--- begin DATA PROVIDED ---

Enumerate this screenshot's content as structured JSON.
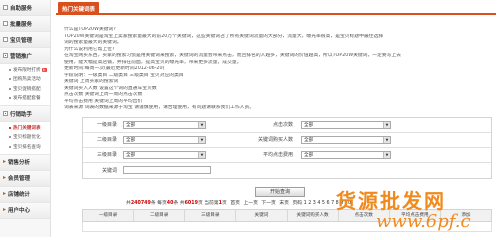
{
  "sidebar": {
    "sections": [
      {
        "label": "自助服务",
        "state": "plus"
      },
      {
        "label": "批量服务",
        "state": "plus"
      },
      {
        "label": "宝贝管理",
        "state": "plus"
      },
      {
        "label": "营销推广",
        "state": "open"
      }
    ],
    "promo_items": [
      "发布限时打折",
      "团购热卖活动",
      "宝贝促销搭配",
      "发布搭配套餐"
    ],
    "section_tools": {
      "label": "行销助手",
      "state": "open"
    },
    "tool_items": [
      "热门关键词表",
      "宝贝标题优化",
      "宝贝排名查询"
    ],
    "bottom_sections": [
      "销售分析",
      "会员管理",
      "店铺统计",
      "用户中心"
    ],
    "new_badge": "新"
  },
  "tab": {
    "label": "热门关键词表"
  },
  "intro": [
    "什么是TOP20W关键词?",
    "TOP20W关键词是淘宝上卖家搜索量最大的前20万个关键词，这些关键词占了所有关键词流量的大部分，流量大，曝光率很高，是宝贝标题中最佳选择",
    "词的搜索量最大的关键词。",
    "为什么说利用它帮上位?",
    "在淘宝网买东西，买家的搜索习惯是用关键词来搜索，关键词的流量会带来点击，而且排名的人越多，关键词的价值越高，所以TOP20W关键词，一定要写上去",
    "使用，能大幅提高店铺，并排在前面，提高宝贝的曝光率，带来更多流量，成交量。",
    "更新时间:每周一次(最近更新时间2012-06-20)",
    "字段说明：一级类目 二级类目 三级类目 宝贝对应的类目",
    "关键词 上周买家的搜索词",
    "关键词买入人数 设置这个词的直通车宝贝数",
    "点击次数 关键词上周一周的点击次数",
    "平均点击费用 关键词上周的平均出价",
    "词表来源 词表的数据来源于淘宝 请谨慎使用，请合理使用，有问题请联系我们工作人员。"
  ],
  "filters": {
    "row1": {
      "label1": "一级目录",
      "value1": "全部",
      "label2": "点击次数",
      "value2": "全部"
    },
    "row2": {
      "label1": "二级目录",
      "value1": "全部",
      "label2": "关键词购买人数",
      "value2": "全部"
    },
    "row3": {
      "label1": "三级目录",
      "value1": "全部",
      "label2": "平均点击费用",
      "value2": "全部"
    },
    "row4": {
      "label1": "关键词",
      "value1": ""
    }
  },
  "search_button": "开始查询",
  "pager": {
    "prefix": "共",
    "total": "240749",
    "total_suffix": "条 每页",
    "per_page": "40",
    "per_page_suffix": "条 共",
    "pages": "6019",
    "pages_suffix": "页 当前第",
    "current": "1",
    "current_suffix": "页",
    "links": [
      "首页",
      "上一页",
      "下一页",
      "末页"
    ],
    "numbers": "页码 1 2 3 4 5 6 7 8 9 10"
  },
  "table_headers": [
    "一级目录",
    "二级目录",
    "三级目录",
    "关键词",
    "关键词购买人数",
    "点击次数",
    "平均点击费用",
    "添加"
  ],
  "watermark": {
    "cn": "货源批发网",
    "url": "www.6pf.c"
  },
  "colors": {
    "accent": "#d9501e",
    "watermark": "#f08a1e"
  }
}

--- end DATA PROVIDED ---

• **STATED EXERCISE**
Set down the lines of the records above exactly, apart from the pictures.

• **EXERCISE ANSWER**
Enumerate this screenshot's content as structured JSON.
{
  "sidebar": {
    "sections": [
      {
        "label": "自助服务",
        "state": "plus"
      },
      {
        "label": "批量服务",
        "state": "plus"
      },
      {
        "label": "宝贝管理",
        "state": "plus"
      },
      {
        "label": "营销推广",
        "state": "open"
      }
    ],
    "promo_items": [
      "发布限时打折",
      "团购热卖活动",
      "宝贝促销搭配",
      "发布搭配套餐"
    ],
    "section_tools": {
      "label": "行销助手",
      "state": "open"
    },
    "tool_items": [
      "热门关键词表",
      "宝贝标题优化",
      "宝贝排名查询"
    ],
    "bottom_sections": [
      "销售分析",
      "会员管理",
      "店铺统计",
      "用户中心"
    ],
    "new_badge": "新"
  },
  "tab": {
    "label": "热门关键词表"
  },
  "intro": [
    "什么是TOP20W关键词?",
    "TOP20W关键词是淘宝上卖家搜索量最大的前20万个关键词，这些关键词占了所有关键词流量的大部分，流量大，曝光率很高，是宝贝标题中最佳选择",
    "词的搜索量最大的关键词。",
    "为什么说利用它帮上位?",
    "在淘宝网买东西，买家的搜索习惯是用关键词来搜索，关键词的流量会带来点击，而且排名的人越多，关键词的价值越高，所以TOP20W关键词，一定要写上去",
    "使用，能大幅提高店铺，并排在前面，提高宝贝的曝光率，带来更多流量，成交量。",
    "更新时间:每周一次(最近更新时间2012-06-20)",
    "字段说明：一级类目 二级类目 三级类目 宝贝对应的类目",
    "关键词 上周买家的搜索词",
    "关键词买入人数 设置这个词的直通车宝贝数",
    "点击次数 关键词上周一周的点击次数",
    "平均点击费用 关键词上周的平均出价",
    "词表来源 词表的数据来源于淘宝 请谨慎使用，请合理使用，有问题请联系我们工作人员。"
  ],
  "filters": {
    "row1": {
      "label1": "一级目录",
      "value1": "全部",
      "label2": "点击次数",
      "value2": "全部"
    },
    "row2": {
      "label1": "二级目录",
      "value1": "全部",
      "label2": "关键词购买人数",
      "value2": "全部"
    },
    "row3": {
      "label1": "三级目录",
      "value1": "全部",
      "label2": "平均点击费用",
      "value2": "全部"
    },
    "row4": {
      "label1": "关键词",
      "value1": ""
    }
  },
  "search_button": "开始查询",
  "pager": {
    "prefix": "共",
    "total": "240749",
    "total_suffix": "条 每页",
    "per_page": "40",
    "per_page_suffix": "条 共",
    "pages": "6019",
    "pages_suffix": "页 当前第",
    "current": "1",
    "current_suffix": "页",
    "links": [
      "首页",
      "上一页",
      "下一页",
      "末页"
    ],
    "numbers": "页码 1 2 3 4 5 6 7 8 9 10"
  },
  "table_headers": [
    "一级目录",
    "二级目录",
    "三级目录",
    "关键词",
    "关键词购买人数",
    "点击次数",
    "平均点击费用",
    "添加"
  ],
  "watermark": {
    "cn": "货源批发网",
    "url": "www.6pf.c"
  },
  "colors": {
    "accent": "#d9501e",
    "watermark": "#f08a1e"
  }
}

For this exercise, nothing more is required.